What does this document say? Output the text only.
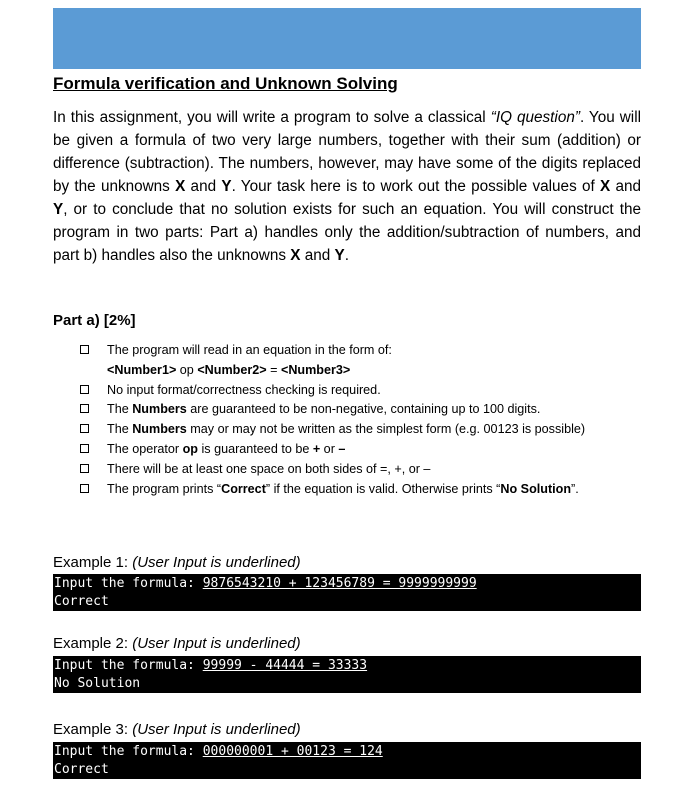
Formula verification and Unknown Solving
In this assignment, you will write a program to solve a classical “IQ question”. You will be given a formula of two very large numbers, together with their sum (addition) or difference (subtraction). The numbers, however, may have some of the digits replaced by the unknowns X and Y. Your task here is to work out the possible values of X and Y, or to conclude that no solution exists for such an equation. You will construct the program in two parts: Part a) handles only the addition/subtraction of numbers, and part b) handles also the unknowns X and Y.
Part a) [2%]
The program will read in an equation in the form of:
<Number1> op <Number2> = <Number3>
No input format/correctness checking is required.
The Numbers are guaranteed to be non-negative, containing up to 100 digits.
The Numbers may or may not be written as the simplest form (e.g. 00123 is possible)
The operator op is guaranteed to be + or –
There will be at least one space on both sides of =, +, or –
The program prints “Correct” if the equation is valid. Otherwise prints “No Solution”.
Example 1: (User Input is underlined)
Input the formula: 9876543210 + 123456789 = 9999999999
Correct
Example 2: (User Input is underlined)
Input the formula: 99999 - 44444 = 33333
No Solution
Example 3: (User Input is underlined)
Input the formula: 000000001 + 00123 = 124
Correct
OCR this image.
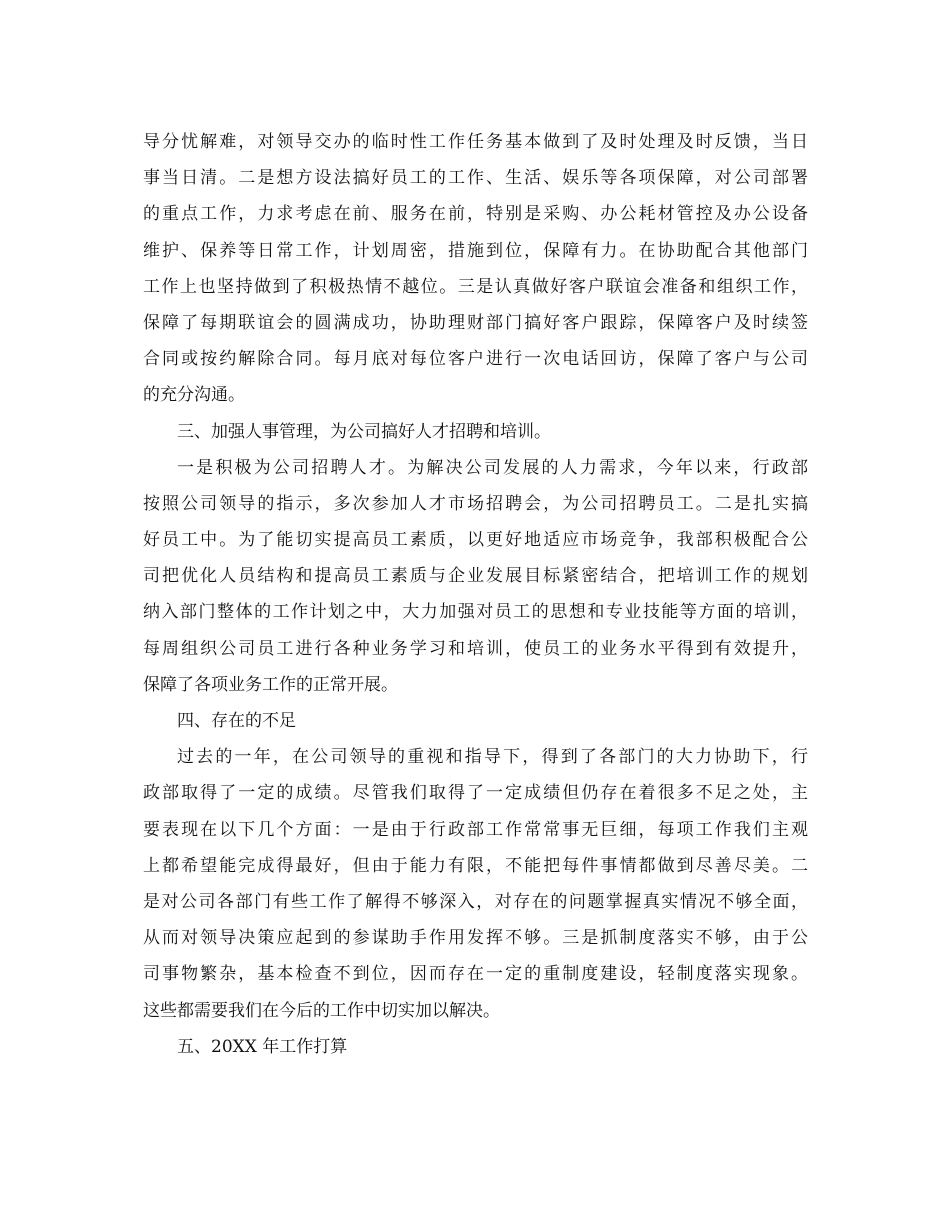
导分忧解难，对领导交办的临时性工作任务基本做到了及时处理及时反馈，当日
事当日清。二是想方设法搞好员工的工作、生活、娱乐等各项保障，对公司部署
的重点工作，力求考虑在前、服务在前，特别是采购、办公耗材管控及办公设备
维护、保养等日常工作，计划周密，措施到位，保障有力。在协助配合其他部门
工作上也坚持做到了积极热情不越位。三是认真做好客户联谊会准备和组织工作，
保障了每期联谊会的圆满成功，协助理财部门搞好客户跟踪，保障客户及时续签
合同或按约解除合同。每月底对每位客户进行一次电话回访，保障了客户与公司
的充分沟通。
三、加强人事管理，为公司搞好人才招聘和培训。
一是积极为公司招聘人才。为解决公司发展的人力需求，今年以来，行政部
按照公司领导的指示，多次参加人才市场招聘会，为公司招聘员工。二是扎实搞
好员工中。为了能切实提高员工素质，以更好地适应市场竞争，我部积极配合公
司把优化人员结构和提高员工素质与企业发展目标紧密结合，把培训工作的规划
纳入部门整体的工作计划之中，大力加强对员工的思想和专业技能等方面的培训，
每周组织公司员工进行各种业务学习和培训，使员工的业务水平得到有效提升，
保障了各项业务工作的正常开展。
四、存在的不足
过去的一年，在公司领导的重视和指导下，得到了各部门的大力协助下，行
政部取得了一定的成绩。尽管我们取得了一定成绩但仍存在着很多不足之处，主
要表现在以下几个方面：一是由于行政部工作常常事无巨细，每项工作我们主观
上都希望能完成得最好，但由于能力有限，不能把每件事情都做到尽善尽美。二
是对公司各部门有些工作了解得不够深入，对存在的问题掌握真实情况不够全面，
从而对领导决策应起到的参谋助手作用发挥不够。三是抓制度落实不够，由于公
司事物繁杂，基本检查不到位，因而存在一定的重制度建设，轻制度落实现象。
这些都需要我们在今后的工作中切实加以解决。
五、20XX 年工作打算
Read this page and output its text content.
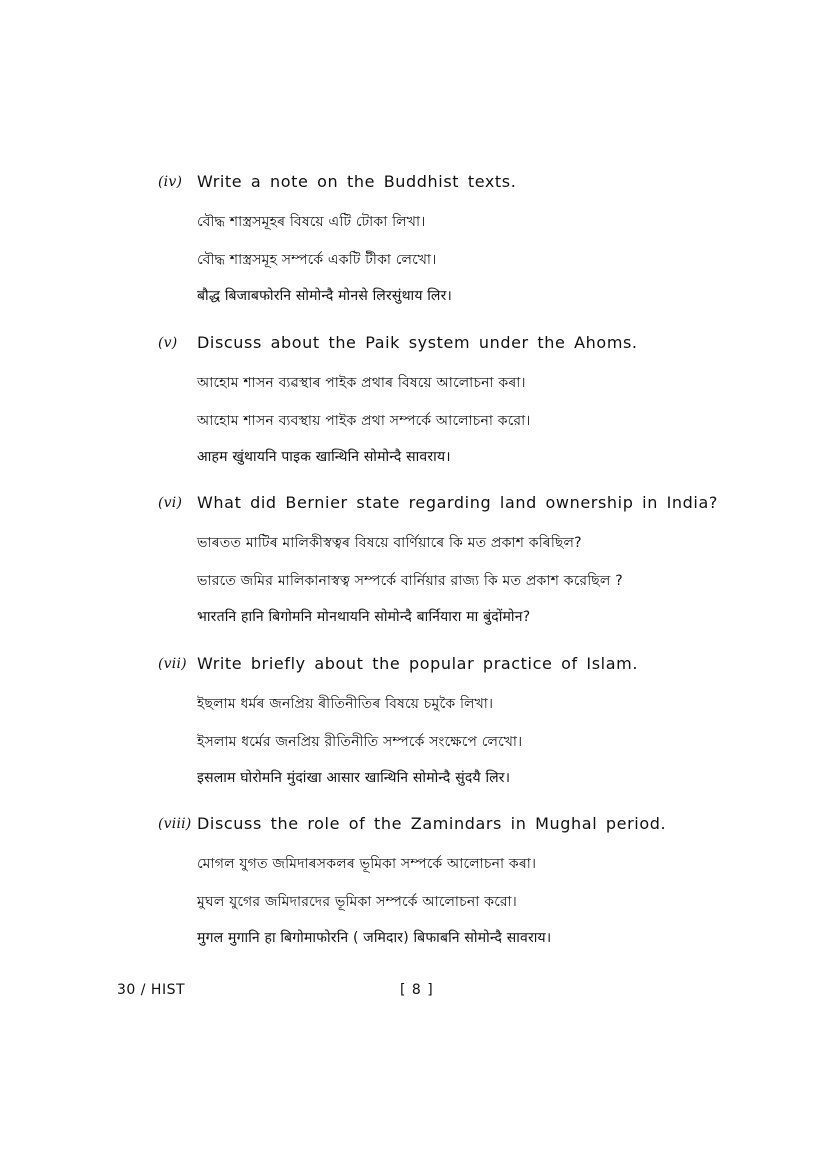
(iv) Write a note on the Buddhist texts.
বৌদ্ধ শাস্ত্ৰসমূহৰ বিষয়ে এটি টোকা লিখা।
বৌদ্ধ শাস্ত্রসমূহ সম্পর্কে একটি টীকা লেখো।
बौद्ध बिजाबफोरनि सोमोन्दै मोनसे लिरसुंथाय लिर।
(v) Discuss about the Paik system under the Ahoms.
আহোম শাসন ব্যৱস্থাৰ পাইক প্ৰথাৰ বিষয়ে আলোচনা কৰা।
আহোম শাসন ব্যবস্থায় পাইক প্রথা সম্পর্কে আলোচনা করো।
आहम खुंथायनि पाइक खान्थिनि सोमोन्दै सावराय।
(vi) What did Bernier state regarding land ownership in India?
ভাৰতত মাটিৰ মালিকীস্বত্বৰ বিষয়ে বাৰ্ণিয়াৰে কি মত প্ৰকাশ কৰিছিল?
ভারতে জমির মালিকানাস্বত্ব সম্পর্কে বার্নিয়ার রাজ্য কি মত প্রকাশ করেছিল ?
भारतनि हानि बिगोमनि मोनथायनि सोमोन्दै बार्नियारा मा बुंदोंमोन?
(vii) Write briefly about the popular practice of Islam.
ইছলাম ধৰ্মৰ জনপ্ৰিয় ৰীতিনীতিৰ বিষয়ে চমুকৈ লিখা।
ইসলাম ধর্মের জনপ্রিয় রীতিনীতি সম্পর্কে সংক্ষেপে লেখো।
इसलाम घोरोमनि मुंदांखा आसार खान्थिनि सोमोन्दै सुंदयै लिर।
(viii) Discuss the role of the Zamindars in Mughal period.
মোগল যুগত জমিদাৰসকলৰ ভূমিকা সম্পৰ্কে আলোচনা কৰা।
মুঘল যুগের জমিদারদের ভূমিকা সম্পর্কে আলোচনা করো।
मुगल मुगानि हा बिगोमाफोरनि ( जमिदार) बिफाबनि सोमोन्दै सावराय।
30 / HIST	[ 8 ]
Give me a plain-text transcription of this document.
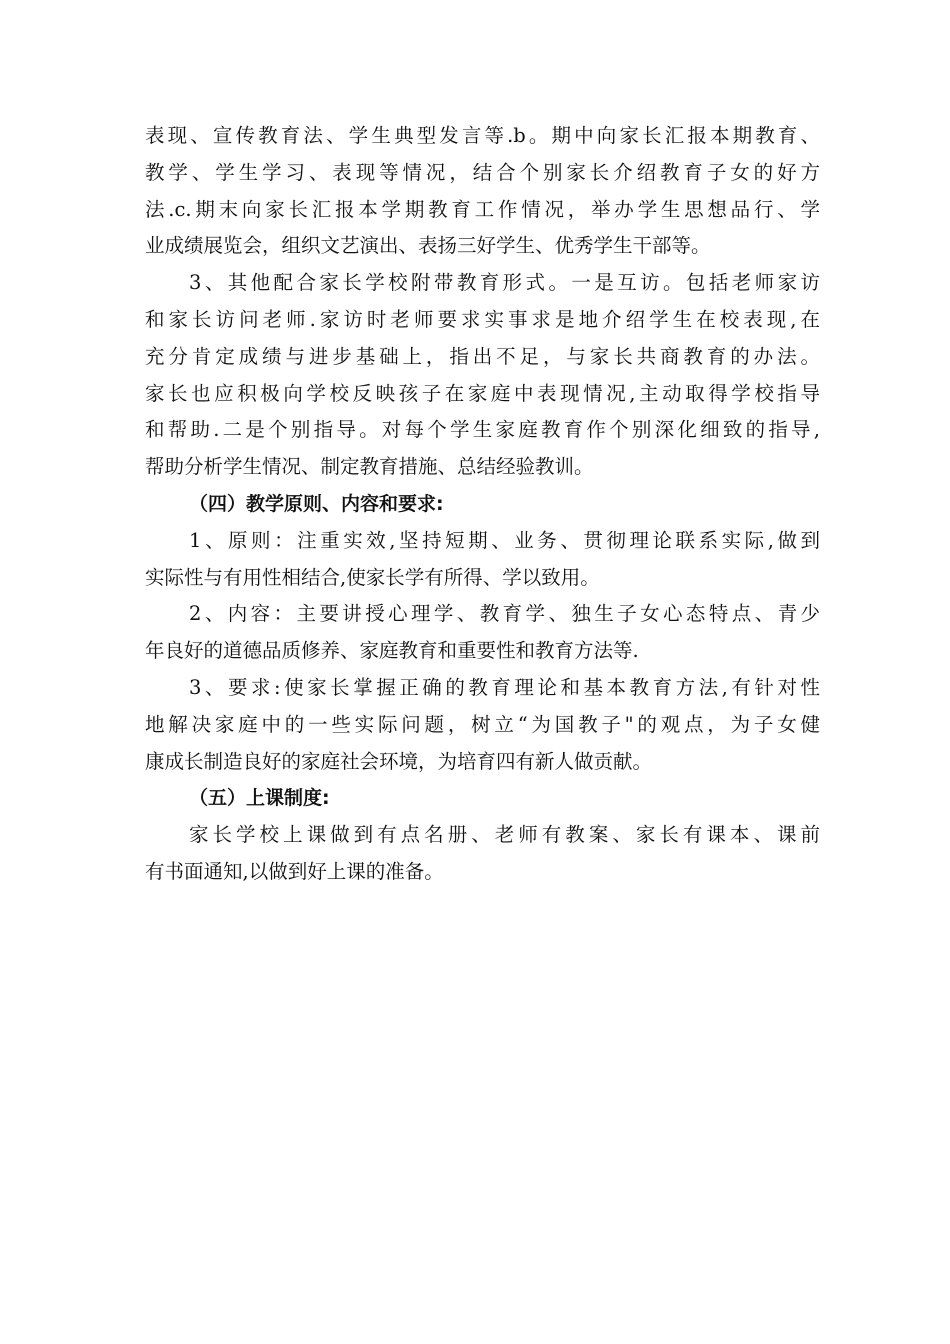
表现、宣传教育法、学生典型发言等.b。期中向家长汇报本期教育、
教学、学生学习、表现等情况，结合个别家长介绍教育子女的好方
法.c.期末向家长汇报本学期教育工作情况，举办学生思想品行、学
业成绩展览会，组织文艺演出、表扬三好学生、优秀学生干部等。
3、其他配合家长学校附带教育形式。一是互访。包括老师家访
和家长访问老师.家访时老师要求实事求是地介绍学生在校表现,在
充分肯定成绩与进步基础上，指出不足，与家长共商教育的办法。
家长也应积极向学校反映孩子在家庭中表现情况,主动取得学校指导
和帮助.二是个别指导。对每个学生家庭教育作个别深化细致的指导,
帮助分析学生情况、制定教育措施、总结经验教训。
（四）教学原则、内容和要求:
1、原则：注重实效,坚持短期、业务、贯彻理论联系实际,做到
实际性与有用性相结合,使家长学有所得、学以致用。
2、内容：主要讲授心理学、教育学、独生子女心态特点、青少
年良好的道德品质修养、家庭教育和重要性和教育方法等.
3、要求:使家长掌握正确的教育理论和基本教育方法,有针对性
地解决家庭中的一些实际问题，树立“为国教子"的观点，为子女健
康成长制造良好的家庭社会环境，为培育四有新人做贡献。
（五）上课制度:
家长学校上课做到有点名册、老师有教案、家长有课本、课前
有书面通知,以做到好上课的准备。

What needs to be done: All of the records above must be copied exactly, except for the pictures.

Solution below:
What does this document say? Output the text only.
Formula verification and Unknown Solving
In this assignment, you will write a program to solve a classical “IQ question”. You will be given a formula of two very large numbers, together with their sum (addition) or difference (subtraction). The numbers, however, may have some of the digits replaced by the unknowns X and Y. Your task here is to work out the possible values of X and Y, or to conclude that no solution exists for such an equation. You will construct the program in two parts: Part a) handles only the addition/subtraction of numbers, and part b) handles also the unknowns X and Y.
Part a) [2%]
The program will read in an equation in the form of:
<Number1> op <Number2> = <Number3>
No input format/correctness checking is required.
The Numbers are guaranteed to be non-negative, containing up to 100 digits.
The Numbers may or may not be written as the simplest form (e.g. 00123 is possible)
The operator op is guaranteed to be + or –
There will be at least one space on both sides of =, +, or –
The program prints “Correct” if the equation is valid. Otherwise prints “No Solution”.
Example 1: (User Input is underlined)
Input the formula: 9876543210 + 123456789 = 9999999999
Correct
Example 2: (User Input is underlined)
Input the formula: 99999 - 44444 = 33333
No Solution
Example 3: (User Input is underlined)
Input the formula: 000000001 + 00123 = 124
Correct
OCR this image.
导分忧解难，对领导交办的临时性工作任务基本做到了及时处理及时反馈，当日
事当日清。二是想方设法搞好员工的工作、生活、娱乐等各项保障，对公司部署
的重点工作，力求考虑在前、服务在前，特别是采购、办公耗材管控及办公设备
维护、保养等日常工作，计划周密，措施到位，保障有力。在协助配合其他部门
工作上也坚持做到了积极热情不越位。三是认真做好客户联谊会准备和组织工作，
保障了每期联谊会的圆满成功，协助理财部门搞好客户跟踪，保障客户及时续签
合同或按约解除合同。每月底对每位客户进行一次电话回访，保障了客户与公司
的充分沟通。
三、加强人事管理，为公司搞好人才招聘和培训。
一是积极为公司招聘人才。为解决公司发展的人力需求，今年以来，行政部
按照公司领导的指示，多次参加人才市场招聘会，为公司招聘员工。二是扎实搞
好员工中。为了能切实提高员工素质，以更好地适应市场竞争，我部积极配合公
司把优化人员结构和提高员工素质与企业发展目标紧密结合，把培训工作的规划
纳入部门整体的工作计划之中，大力加强对员工的思想和专业技能等方面的培训，
每周组织公司员工进行各种业务学习和培训，使员工的业务水平得到有效提升，
保障了各项业务工作的正常开展。
四、存在的不足
过去的一年，在公司领导的重视和指导下，得到了各部门的大力协助下，行
政部取得了一定的成绩。尽管我们取得了一定成绩但仍存在着很多不足之处，主
要表现在以下几个方面：一是由于行政部工作常常事无巨细，每项工作我们主观
上都希望能完成得最好，但由于能力有限，不能把每件事情都做到尽善尽美。二
是对公司各部门有些工作了解得不够深入，对存在的问题掌握真实情况不够全面，
从而对领导决策应起到的参谋助手作用发挥不够。三是抓制度落实不够，由于公
司事物繁杂，基本检查不到位，因而存在一定的重制度建设，轻制度落实现象。
这些都需要我们在今后的工作中切实加以解决。
五、20XX 年工作打算
Read this page and output its text content.
(iv) Write a note on the Buddhist texts.
বৌদ্ধ শাস্ত্ৰসমূহৰ বিষয়ে এটি টোকা লিখা।
বৌদ্ধ শাস্ত্রসমূহ সম্পর্কে একটি টীকা লেখো।
बौद्ध बिजाबफोरनि सोमोन्दै मोनसे लिरसुंथाय लिर।
(v) Discuss about the Paik system under the Ahoms.
আহোম শাসন ব্যৱস্থাৰ পাইক প্ৰথাৰ বিষয়ে আলোচনা কৰা।
আহোম শাসন ব্যবস্থায় পাইক প্রথা সম্পর্কে আলোচনা করো।
आहम खुंथायनि पाइक खान्थिनि सोमोन्दै सावराय।
(vi) What did Bernier state regarding land ownership in India?
ভাৰতত মাটিৰ মালিকীস্বত্বৰ বিষয়ে বাৰ্ণিয়াৰে কি মত প্ৰকাশ কৰিছিল?
ভারতে জমির মালিকানাস্বত্ব সম্পর্কে বার্নিয়ার রাজ্য কি মত প্রকাশ করেছিল ?
भारतनि हानि बिगोमनि मोनथायनि सोमोन्दै बार्नियारा मा बुंदोंमोन?
(vii) Write briefly about the popular practice of Islam.
ইছলাম ধৰ্মৰ জনপ্ৰিয় ৰীতিনীতিৰ বিষয়ে চমুকৈ লিখা।
ইসলাম ধর্মের জনপ্রিয় রীতিনীতি সম্পর্কে সংক্ষেপে লেখো।
इसलाम घोरोमनि मुंदांखा आसार खान्थिनि सोमोन्दै सुंदयै लिर।
(viii) Discuss the role of the Zamindars in Mughal period.
মোগল যুগত জমিদাৰসকলৰ ভূমিকা সম্পৰ্কে আলোচনা কৰা।
মুঘল যুগের জমিদারদের ভূমিকা সম্পর্কে আলোচনা করো।
मुगल मुगानि हा बिगोमाफोरनि ( जमिदार) बिफाबनि सोमोन्दै सावराय।
30 / HIST	[ 8 ]
Give me a plain-text transcription of this document.
表现、宣传教育法、学生典型发言等.b。期中向家长汇报本期教育、
教学、学生学习、表现等情况，结合个别家长介绍教育子女的好方
法.c.期末向家长汇报本学期教育工作情况，举办学生思想品行、学
业成绩展览会，组织文艺演出、表扬三好学生、优秀学生干部等。
3、其他配合家长学校附带教育形式。一是互访。包括老师家访
和家长访问老师.家访时老师要求实事求是地介绍学生在校表现,在
充分肯定成绩与进步基础上，指出不足，与家长共商教育的办法。
家长也应积极向学校反映孩子在家庭中表现情况,主动取得学校指导
和帮助.二是个别指导。对每个学生家庭教育作个别深化细致的指导,
帮助分析学生情况、制定教育措施、总结经验教训。
（四）教学原则、内容和要求:
1、原则：注重实效,坚持短期、业务、贯彻理论联系实际,做到
实际性与有用性相结合,使家长学有所得、学以致用。
2、内容：主要讲授心理学、教育学、独生子女心态特点、青少
年良好的道德品质修养、家庭教育和重要性和教育方法等.
3、要求:使家长掌握正确的教育理论和基本教育方法,有针对性
地解决家庭中的一些实际问题，树立“为国教子"的观点，为子女健
康成长制造良好的家庭社会环境，为培育四有新人做贡献。
（五）上课制度:
家长学校上课做到有点名册、老师有教案、家长有课本、课前
有书面通知,以做到好上课的准备。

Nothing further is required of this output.